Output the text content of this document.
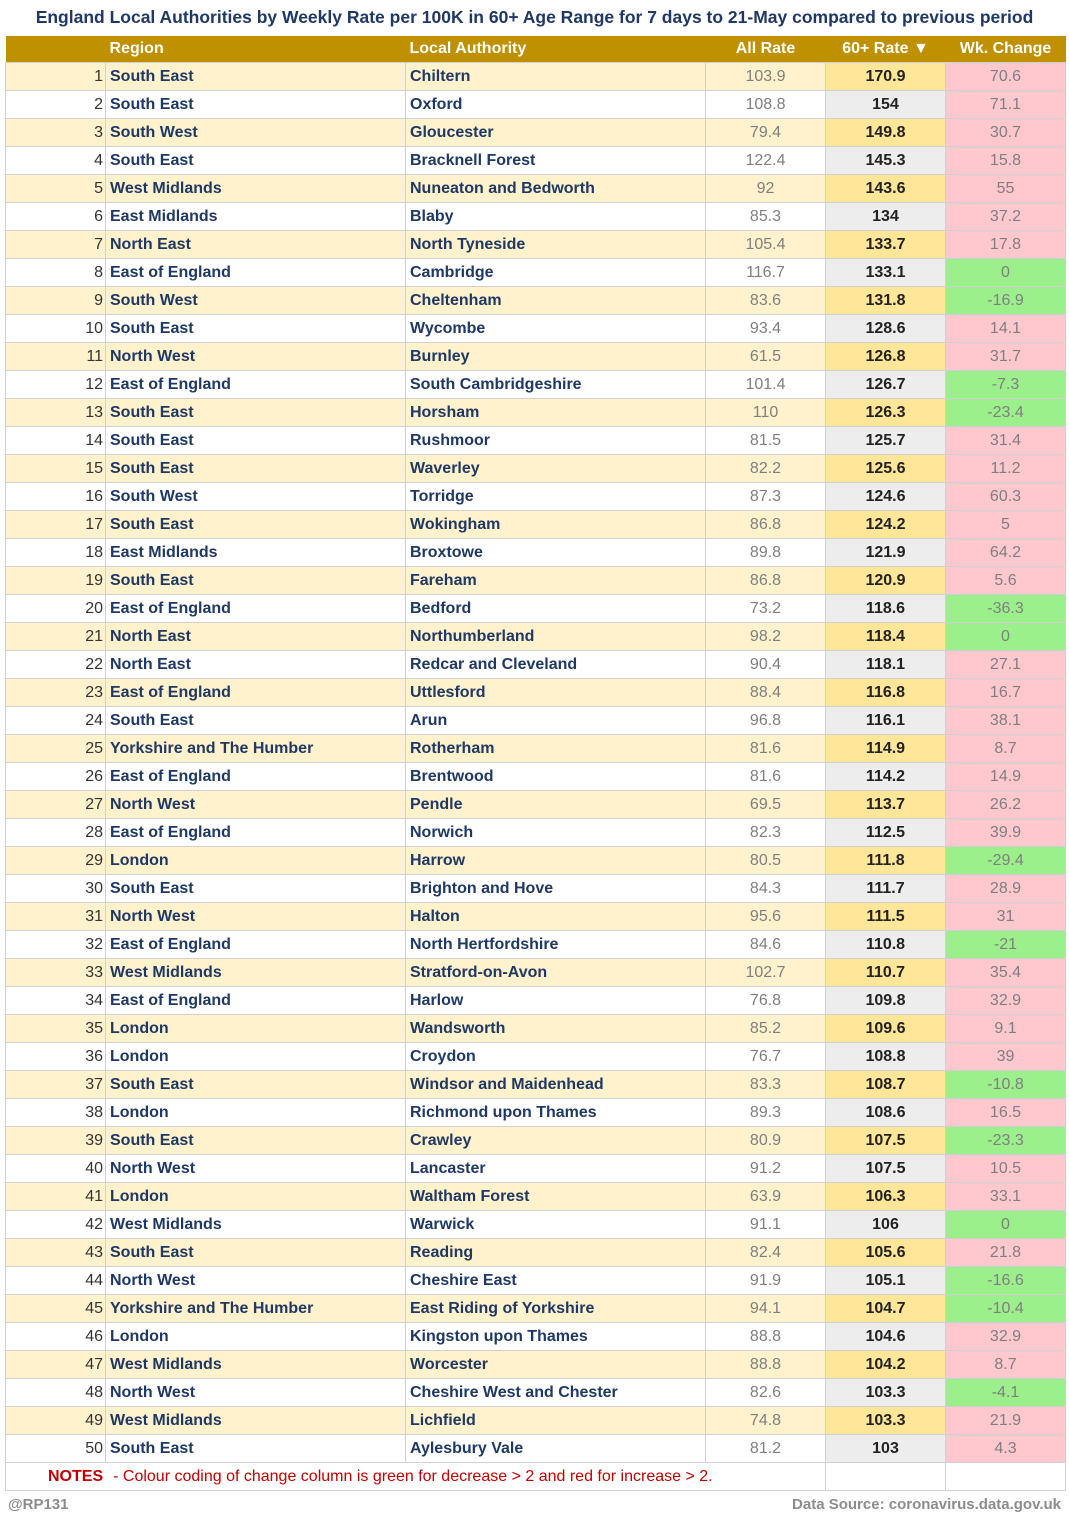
England Local Authorities by Weekly Rate per 100K in 60+ Age Range for 7 days to 21-May compared to previous period
	Region	Local Authority	All Rate	60+ Rate ▼	Wk. Change
1	South East	Chiltern	103.9	170.9	70.6
2	South East	Oxford	108.8	154	71.1
3	South West	Gloucester	79.4	149.8	30.7
4	South East	Bracknell Forest	122.4	145.3	15.8
5	West Midlands	Nuneaton and Bedworth	92	143.6	55
6	East Midlands	Blaby	85.3	134	37.2
7	North East	North Tyneside	105.4	133.7	17.8
8	East of England	Cambridge	116.7	133.1	0
9	South West	Cheltenham	83.6	131.8	-16.9
10	South East	Wycombe	93.4	128.6	14.1
11	North West	Burnley	61.5	126.8	31.7
12	East of England	South Cambridgeshire	101.4	126.7	-7.3
13	South East	Horsham	110	126.3	-23.4
14	South East	Rushmoor	81.5	125.7	31.4
15	South East	Waverley	82.2	125.6	11.2
16	South West	Torridge	87.3	124.6	60.3
17	South East	Wokingham	86.8	124.2	5
18	East Midlands	Broxtowe	89.8	121.9	64.2
19	South East	Fareham	86.8	120.9	5.6
20	East of England	Bedford	73.2	118.6	-36.3
21	North East	Northumberland	98.2	118.4	0
22	North East	Redcar and Cleveland	90.4	118.1	27.1
23	East of England	Uttlesford	88.4	116.8	16.7
24	South East	Arun	96.8	116.1	38.1
25	Yorkshire and The Humber	Rotherham	81.6	114.9	8.7
26	East of England	Brentwood	81.6	114.2	14.9
27	North West	Pendle	69.5	113.7	26.2
28	East of England	Norwich	82.3	112.5	39.9
29	London	Harrow	80.5	111.8	-29.4
30	South East	Brighton and Hove	84.3	111.7	28.9
31	North West	Halton	95.6	111.5	31
32	East of England	North Hertfordshire	84.6	110.8	-21
33	West Midlands	Stratford-on-Avon	102.7	110.7	35.4
34	East of England	Harlow	76.8	109.8	32.9
35	London	Wandsworth	85.2	109.6	9.1
36	London	Croydon	76.7	108.8	39
37	South East	Windsor and Maidenhead	83.3	108.7	-10.8
38	London	Richmond upon Thames	89.3	108.6	16.5
39	South East	Crawley	80.9	107.5	-23.3
40	North West	Lancaster	91.2	107.5	10.5
41	London	Waltham Forest	63.9	106.3	33.1
42	West Midlands	Warwick	91.1	106	0
43	South East	Reading	82.4	105.6	21.8
44	North West	Cheshire East	91.9	105.1	-16.6
45	Yorkshire and The Humber	East Riding of Yorkshire	94.1	104.7	-10.4
46	London	Kingston upon Thames	88.8	104.6	32.9
47	West Midlands	Worcester	88.8	104.2	8.7
48	North West	Cheshire West and Chester	82.6	103.3	-4.1
49	West Midlands	Lichfield	74.8	103.3	21.9
50	South East	Aylesbury Vale	81.2	103	4.3
NOTES - Colour coding of change column is green for decrease > 2 and red for increase > 2.					
@RP131	Data Source: coronavirus.data.gov.uk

********************

Your objective:
Please show every line of the material that contains the string "Yorkshire".

Task response:
25	Yorkshire and The Humber	Rotherham	81.6	114.9	8.7
45	Yorkshire and The Humber	East Riding of Yorkshire	94.1	104.7	-10.4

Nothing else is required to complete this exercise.